Data records:
>>>>>
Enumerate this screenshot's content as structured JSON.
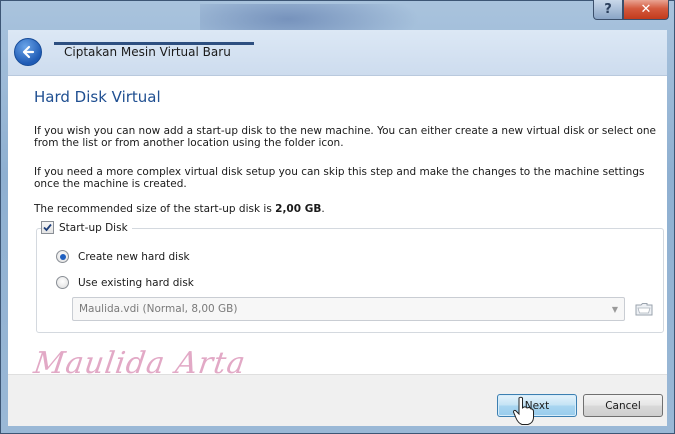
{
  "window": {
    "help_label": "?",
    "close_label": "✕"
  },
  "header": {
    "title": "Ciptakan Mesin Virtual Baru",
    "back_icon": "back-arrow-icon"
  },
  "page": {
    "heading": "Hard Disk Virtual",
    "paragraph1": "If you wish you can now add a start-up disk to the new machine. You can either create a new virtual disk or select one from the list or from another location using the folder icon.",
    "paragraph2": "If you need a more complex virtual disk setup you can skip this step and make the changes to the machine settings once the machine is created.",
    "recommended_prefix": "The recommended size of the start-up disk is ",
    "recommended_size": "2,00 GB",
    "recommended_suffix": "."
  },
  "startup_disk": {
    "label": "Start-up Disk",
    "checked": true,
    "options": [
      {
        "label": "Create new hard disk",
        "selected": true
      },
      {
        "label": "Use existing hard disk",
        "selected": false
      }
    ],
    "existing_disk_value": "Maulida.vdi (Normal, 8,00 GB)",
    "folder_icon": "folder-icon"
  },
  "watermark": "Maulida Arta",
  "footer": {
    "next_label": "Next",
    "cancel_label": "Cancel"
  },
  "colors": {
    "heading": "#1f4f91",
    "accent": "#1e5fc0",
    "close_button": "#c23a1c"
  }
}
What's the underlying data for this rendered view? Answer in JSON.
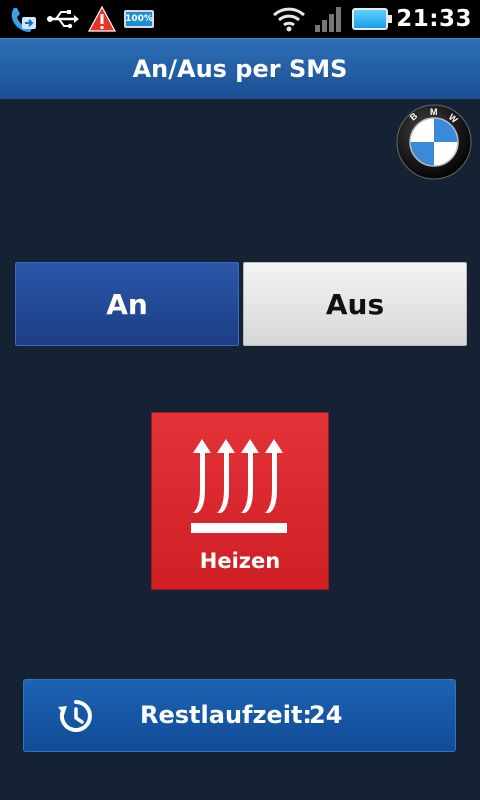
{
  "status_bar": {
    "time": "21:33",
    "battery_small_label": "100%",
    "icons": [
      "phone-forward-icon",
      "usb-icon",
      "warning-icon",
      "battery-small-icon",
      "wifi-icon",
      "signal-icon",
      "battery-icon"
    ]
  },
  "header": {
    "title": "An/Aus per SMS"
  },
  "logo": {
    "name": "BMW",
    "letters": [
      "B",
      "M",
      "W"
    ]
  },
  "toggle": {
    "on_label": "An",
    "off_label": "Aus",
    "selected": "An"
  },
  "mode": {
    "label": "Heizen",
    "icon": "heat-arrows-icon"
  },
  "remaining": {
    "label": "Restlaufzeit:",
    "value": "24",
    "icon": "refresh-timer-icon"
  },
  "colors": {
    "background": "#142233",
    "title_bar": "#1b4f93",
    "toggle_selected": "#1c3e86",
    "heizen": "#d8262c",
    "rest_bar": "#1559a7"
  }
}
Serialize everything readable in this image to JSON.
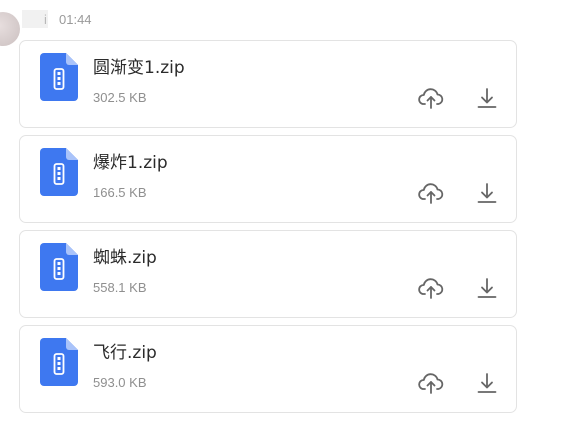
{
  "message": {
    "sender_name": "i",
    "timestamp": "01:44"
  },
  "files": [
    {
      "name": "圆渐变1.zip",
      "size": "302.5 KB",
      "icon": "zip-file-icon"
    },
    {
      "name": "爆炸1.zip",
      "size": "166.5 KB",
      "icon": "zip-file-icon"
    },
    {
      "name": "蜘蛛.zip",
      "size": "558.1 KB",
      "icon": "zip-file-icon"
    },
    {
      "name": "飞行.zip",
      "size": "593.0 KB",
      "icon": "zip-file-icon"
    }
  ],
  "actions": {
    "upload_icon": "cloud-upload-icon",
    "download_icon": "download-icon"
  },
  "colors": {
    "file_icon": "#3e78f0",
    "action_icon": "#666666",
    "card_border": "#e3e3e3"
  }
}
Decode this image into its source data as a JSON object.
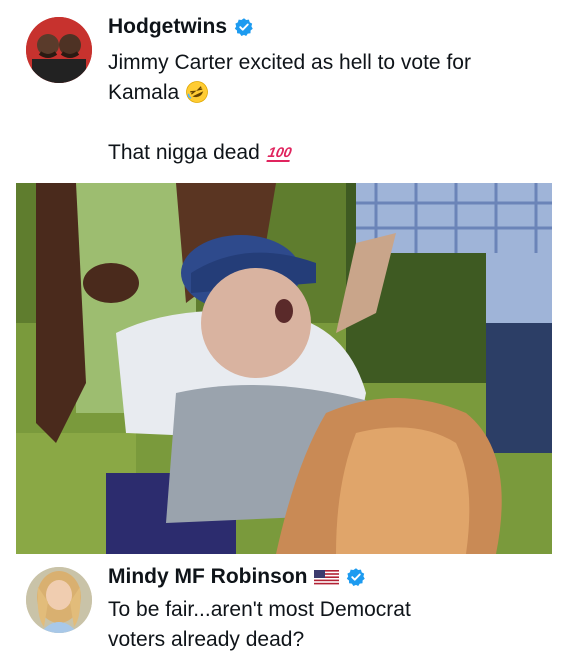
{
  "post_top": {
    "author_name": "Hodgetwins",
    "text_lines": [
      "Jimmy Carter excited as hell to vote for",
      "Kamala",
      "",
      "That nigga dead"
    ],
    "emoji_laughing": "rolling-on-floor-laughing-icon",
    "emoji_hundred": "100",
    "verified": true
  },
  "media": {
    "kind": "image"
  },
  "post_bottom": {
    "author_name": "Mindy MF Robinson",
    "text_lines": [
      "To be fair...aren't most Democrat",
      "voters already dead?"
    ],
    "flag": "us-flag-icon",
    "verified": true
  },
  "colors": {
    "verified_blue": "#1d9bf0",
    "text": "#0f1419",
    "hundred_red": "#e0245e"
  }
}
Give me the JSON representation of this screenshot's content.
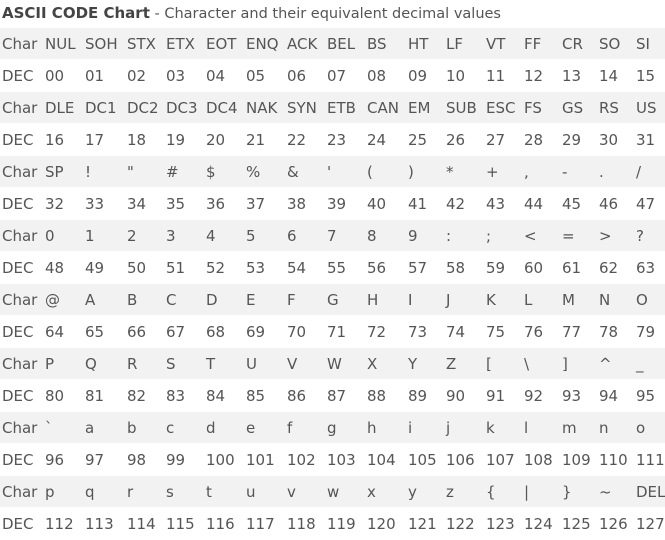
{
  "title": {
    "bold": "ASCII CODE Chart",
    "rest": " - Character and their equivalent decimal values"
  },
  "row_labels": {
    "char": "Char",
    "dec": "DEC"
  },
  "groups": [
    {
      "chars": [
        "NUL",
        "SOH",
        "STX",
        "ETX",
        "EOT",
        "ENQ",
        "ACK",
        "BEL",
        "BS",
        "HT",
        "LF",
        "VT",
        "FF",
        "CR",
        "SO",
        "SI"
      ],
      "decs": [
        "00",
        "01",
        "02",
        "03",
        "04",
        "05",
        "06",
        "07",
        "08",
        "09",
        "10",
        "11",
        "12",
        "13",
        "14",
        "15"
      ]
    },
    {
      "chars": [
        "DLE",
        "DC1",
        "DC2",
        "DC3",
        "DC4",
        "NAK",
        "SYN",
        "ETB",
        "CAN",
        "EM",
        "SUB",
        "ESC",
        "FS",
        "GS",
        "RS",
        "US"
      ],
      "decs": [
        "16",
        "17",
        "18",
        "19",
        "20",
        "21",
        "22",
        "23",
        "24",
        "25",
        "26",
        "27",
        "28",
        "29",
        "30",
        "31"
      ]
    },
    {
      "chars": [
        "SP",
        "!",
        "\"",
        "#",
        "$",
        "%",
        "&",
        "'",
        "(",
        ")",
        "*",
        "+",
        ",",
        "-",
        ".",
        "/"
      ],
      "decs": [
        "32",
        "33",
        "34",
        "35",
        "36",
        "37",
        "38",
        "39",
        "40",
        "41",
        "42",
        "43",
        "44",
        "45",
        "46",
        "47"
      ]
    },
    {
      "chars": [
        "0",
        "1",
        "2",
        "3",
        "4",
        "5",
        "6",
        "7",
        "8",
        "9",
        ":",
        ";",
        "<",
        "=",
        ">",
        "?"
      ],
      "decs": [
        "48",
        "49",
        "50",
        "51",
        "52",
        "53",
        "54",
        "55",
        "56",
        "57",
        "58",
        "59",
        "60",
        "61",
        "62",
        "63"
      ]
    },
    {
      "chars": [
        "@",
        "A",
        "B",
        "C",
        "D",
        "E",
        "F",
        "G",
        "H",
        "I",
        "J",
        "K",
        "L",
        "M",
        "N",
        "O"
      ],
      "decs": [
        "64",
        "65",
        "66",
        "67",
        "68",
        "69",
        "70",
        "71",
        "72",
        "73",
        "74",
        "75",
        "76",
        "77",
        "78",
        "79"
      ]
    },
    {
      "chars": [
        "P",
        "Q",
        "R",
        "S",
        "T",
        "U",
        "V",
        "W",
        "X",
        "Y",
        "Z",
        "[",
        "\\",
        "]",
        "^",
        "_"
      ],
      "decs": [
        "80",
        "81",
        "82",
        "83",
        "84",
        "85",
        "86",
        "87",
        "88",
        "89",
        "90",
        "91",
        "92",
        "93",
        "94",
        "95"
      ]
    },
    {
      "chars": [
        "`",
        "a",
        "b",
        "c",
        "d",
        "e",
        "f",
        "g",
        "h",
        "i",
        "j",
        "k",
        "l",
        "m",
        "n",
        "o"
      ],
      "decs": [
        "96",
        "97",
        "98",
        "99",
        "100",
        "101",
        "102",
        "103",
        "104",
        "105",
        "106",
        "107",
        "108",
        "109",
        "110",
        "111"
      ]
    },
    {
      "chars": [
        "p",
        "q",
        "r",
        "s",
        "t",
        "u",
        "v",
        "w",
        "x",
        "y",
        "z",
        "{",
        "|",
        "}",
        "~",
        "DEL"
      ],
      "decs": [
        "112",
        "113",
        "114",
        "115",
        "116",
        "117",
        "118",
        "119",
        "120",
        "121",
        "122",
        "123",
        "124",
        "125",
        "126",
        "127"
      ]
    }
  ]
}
<<<<<
» Exercise
Every entry should be returned exactly as written, minus the pictures.

» Output for this task
Enumerate this screenshot's content as structured JSON.
{
  "window": {
    "help_label": "?",
    "close_label": "✕"
  },
  "header": {
    "title": "Ciptakan Mesin Virtual Baru",
    "back_icon": "back-arrow-icon"
  },
  "page": {
    "heading": "Hard Disk Virtual",
    "paragraph1": "If you wish you can now add a start-up disk to the new machine. You can either create a new virtual disk or select one from the list or from another location using the folder icon.",
    "paragraph2": "If you need a more complex virtual disk setup you can skip this step and make the changes to the machine settings once the machine is created.",
    "recommended_prefix": "The recommended size of the start-up disk is ",
    "recommended_size": "2,00 GB",
    "recommended_suffix": "."
  },
  "startup_disk": {
    "label": "Start-up Disk",
    "checked": true,
    "options": [
      {
        "label": "Create new hard disk",
        "selected": true
      },
      {
        "label": "Use existing hard disk",
        "selected": false
      }
    ],
    "existing_disk_value": "Maulida.vdi (Normal, 8,00 GB)",
    "folder_icon": "folder-icon"
  },
  "watermark": "Maulida Arta",
  "footer": {
    "next_label": "Next",
    "cancel_label": "Cancel"
  },
  "colors": {
    "heading": "#1f4f91",
    "accent": "#1e5fc0",
    "close_button": "#c23a1c"
  }
}
What's the underlying data for this rendered view? Answer in JSON.
{
  "status_bar": {
    "time": "21:33",
    "battery_small_label": "100%",
    "icons": [
      "phone-forward-icon",
      "usb-icon",
      "warning-icon",
      "battery-small-icon",
      "wifi-icon",
      "signal-icon",
      "battery-icon"
    ]
  },
  "header": {
    "title": "An/Aus per SMS"
  },
  "logo": {
    "name": "BMW",
    "letters": [
      "B",
      "M",
      "W"
    ]
  },
  "toggle": {
    "on_label": "An",
    "off_label": "Aus",
    "selected": "An"
  },
  "mode": {
    "label": "Heizen",
    "icon": "heat-arrows-icon"
  },
  "remaining": {
    "label": "Restlaufzeit:",
    "value": "24",
    "icon": "refresh-timer-icon"
  },
  "colors": {
    "background": "#142233",
    "title_bar": "#1b4f93",
    "toggle_selected": "#1c3e86",
    "heizen": "#d8262c",
    "rest_bar": "#1559a7"
  }
}
Serialize everything readable in this image to JSON.
{
  "message": {
    "sender_name": "i",
    "timestamp": "01:44"
  },
  "files": [
    {
      "name": "圆渐变1.zip",
      "size": "302.5 KB",
      "icon": "zip-file-icon"
    },
    {
      "name": "爆炸1.zip",
      "size": "166.5 KB",
      "icon": "zip-file-icon"
    },
    {
      "name": "蜘蛛.zip",
      "size": "558.1 KB",
      "icon": "zip-file-icon"
    },
    {
      "name": "飞行.zip",
      "size": "593.0 KB",
      "icon": "zip-file-icon"
    }
  ],
  "actions": {
    "upload_icon": "cloud-upload-icon",
    "download_icon": "download-icon"
  },
  "colors": {
    "file_icon": "#3e78f0",
    "action_icon": "#666666",
    "card_border": "#e3e3e3"
  }
}
Decode this image into its source data as a JSON object.
{
  "post_top": {
    "author_name": "Hodgetwins",
    "text_lines": [
      "Jimmy Carter excited as hell to vote for",
      "Kamala",
      "",
      "That nigga dead"
    ],
    "emoji_laughing": "rolling-on-floor-laughing-icon",
    "emoji_hundred": "100",
    "verified": true
  },
  "media": {
    "kind": "image"
  },
  "post_bottom": {
    "author_name": "Mindy MF Robinson",
    "text_lines": [
      "To be fair...aren't most Democrat",
      "voters already dead?"
    ],
    "flag": "us-flag-icon",
    "verified": true
  },
  "colors": {
    "verified_blue": "#1d9bf0",
    "text": "#0f1419",
    "hundred_red": "#e0245e"
  }
}
Give me the JSON representation of this screenshot's content.
{
  "title": {
    "bold": "ASCII CODE Chart",
    "rest": " - Character and their equivalent decimal values"
  },
  "row_labels": {
    "char": "Char",
    "dec": "DEC"
  },
  "groups": [
    {
      "chars": [
        "NUL",
        "SOH",
        "STX",
        "ETX",
        "EOT",
        "ENQ",
        "ACK",
        "BEL",
        "BS",
        "HT",
        "LF",
        "VT",
        "FF",
        "CR",
        "SO",
        "SI"
      ],
      "decs": [
        "00",
        "01",
        "02",
        "03",
        "04",
        "05",
        "06",
        "07",
        "08",
        "09",
        "10",
        "11",
        "12",
        "13",
        "14",
        "15"
      ]
    },
    {
      "chars": [
        "DLE",
        "DC1",
        "DC2",
        "DC3",
        "DC4",
        "NAK",
        "SYN",
        "ETB",
        "CAN",
        "EM",
        "SUB",
        "ESC",
        "FS",
        "GS",
        "RS",
        "US"
      ],
      "decs": [
        "16",
        "17",
        "18",
        "19",
        "20",
        "21",
        "22",
        "23",
        "24",
        "25",
        "26",
        "27",
        "28",
        "29",
        "30",
        "31"
      ]
    },
    {
      "chars": [
        "SP",
        "!",
        "\"",
        "#",
        "$",
        "%",
        "&",
        "'",
        "(",
        ")",
        "*",
        "+",
        ",",
        "-",
        ".",
        "/"
      ],
      "decs": [
        "32",
        "33",
        "34",
        "35",
        "36",
        "37",
        "38",
        "39",
        "40",
        "41",
        "42",
        "43",
        "44",
        "45",
        "46",
        "47"
      ]
    },
    {
      "chars": [
        "0",
        "1",
        "2",
        "3",
        "4",
        "5",
        "6",
        "7",
        "8",
        "9",
        ":",
        ";",
        "<",
        "=",
        ">",
        "?"
      ],
      "decs": [
        "48",
        "49",
        "50",
        "51",
        "52",
        "53",
        "54",
        "55",
        "56",
        "57",
        "58",
        "59",
        "60",
        "61",
        "62",
        "63"
      ]
    },
    {
      "chars": [
        "@",
        "A",
        "B",
        "C",
        "D",
        "E",
        "F",
        "G",
        "H",
        "I",
        "J",
        "K",
        "L",
        "M",
        "N",
        "O"
      ],
      "decs": [
        "64",
        "65",
        "66",
        "67",
        "68",
        "69",
        "70",
        "71",
        "72",
        "73",
        "74",
        "75",
        "76",
        "77",
        "78",
        "79"
      ]
    },
    {
      "chars": [
        "P",
        "Q",
        "R",
        "S",
        "T",
        "U",
        "V",
        "W",
        "X",
        "Y",
        "Z",
        "[",
        "\\",
        "]",
        "^",
        "_"
      ],
      "decs": [
        "80",
        "81",
        "82",
        "83",
        "84",
        "85",
        "86",
        "87",
        "88",
        "89",
        "90",
        "91",
        "92",
        "93",
        "94",
        "95"
      ]
    },
    {
      "chars": [
        "`",
        "a",
        "b",
        "c",
        "d",
        "e",
        "f",
        "g",
        "h",
        "i",
        "j",
        "k",
        "l",
        "m",
        "n",
        "o"
      ],
      "decs": [
        "96",
        "97",
        "98",
        "99",
        "100",
        "101",
        "102",
        "103",
        "104",
        "105",
        "106",
        "107",
        "108",
        "109",
        "110",
        "111"
      ]
    },
    {
      "chars": [
        "p",
        "q",
        "r",
        "s",
        "t",
        "u",
        "v",
        "w",
        "x",
        "y",
        "z",
        "{",
        "|",
        "}",
        "~",
        "DEL"
      ],
      "decs": [
        "112",
        "113",
        "114",
        "115",
        "116",
        "117",
        "118",
        "119",
        "120",
        "121",
        "122",
        "123",
        "124",
        "125",
        "126",
        "127"
      ]
    }
  ]
}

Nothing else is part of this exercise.